--- Set task ---
Search the material below for the word "Vammaisneuvosto" and copy every line in which it occurs.

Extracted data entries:
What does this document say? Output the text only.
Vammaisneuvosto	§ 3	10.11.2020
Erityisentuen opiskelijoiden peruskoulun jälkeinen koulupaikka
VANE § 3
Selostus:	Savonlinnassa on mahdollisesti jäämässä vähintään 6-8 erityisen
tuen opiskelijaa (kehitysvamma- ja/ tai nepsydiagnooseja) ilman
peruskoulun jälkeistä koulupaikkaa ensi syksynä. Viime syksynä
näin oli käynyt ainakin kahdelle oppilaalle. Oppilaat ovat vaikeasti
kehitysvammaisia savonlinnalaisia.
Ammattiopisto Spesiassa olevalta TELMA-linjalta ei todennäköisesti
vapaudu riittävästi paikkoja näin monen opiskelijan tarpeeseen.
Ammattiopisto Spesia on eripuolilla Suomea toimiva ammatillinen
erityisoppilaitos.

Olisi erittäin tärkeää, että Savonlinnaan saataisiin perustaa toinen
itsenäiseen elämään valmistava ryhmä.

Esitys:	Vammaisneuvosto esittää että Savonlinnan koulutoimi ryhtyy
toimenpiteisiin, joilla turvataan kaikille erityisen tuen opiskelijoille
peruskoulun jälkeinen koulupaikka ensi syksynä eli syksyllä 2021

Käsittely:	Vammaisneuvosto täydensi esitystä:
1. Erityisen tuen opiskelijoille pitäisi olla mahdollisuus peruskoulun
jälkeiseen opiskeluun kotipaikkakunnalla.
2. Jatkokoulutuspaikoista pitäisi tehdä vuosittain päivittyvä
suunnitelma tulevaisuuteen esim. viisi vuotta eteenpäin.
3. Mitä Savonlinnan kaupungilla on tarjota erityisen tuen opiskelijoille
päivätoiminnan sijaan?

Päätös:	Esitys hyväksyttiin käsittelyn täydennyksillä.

--- Solution for this problem ---
Vammaisneuvosto	§ 3	10.11.2020
Esitys:	Vammaisneuvosto esittää että Savonlinnan koulutoimi ryhtyy
Käsittely:	Vammaisneuvosto täydensi esitystä:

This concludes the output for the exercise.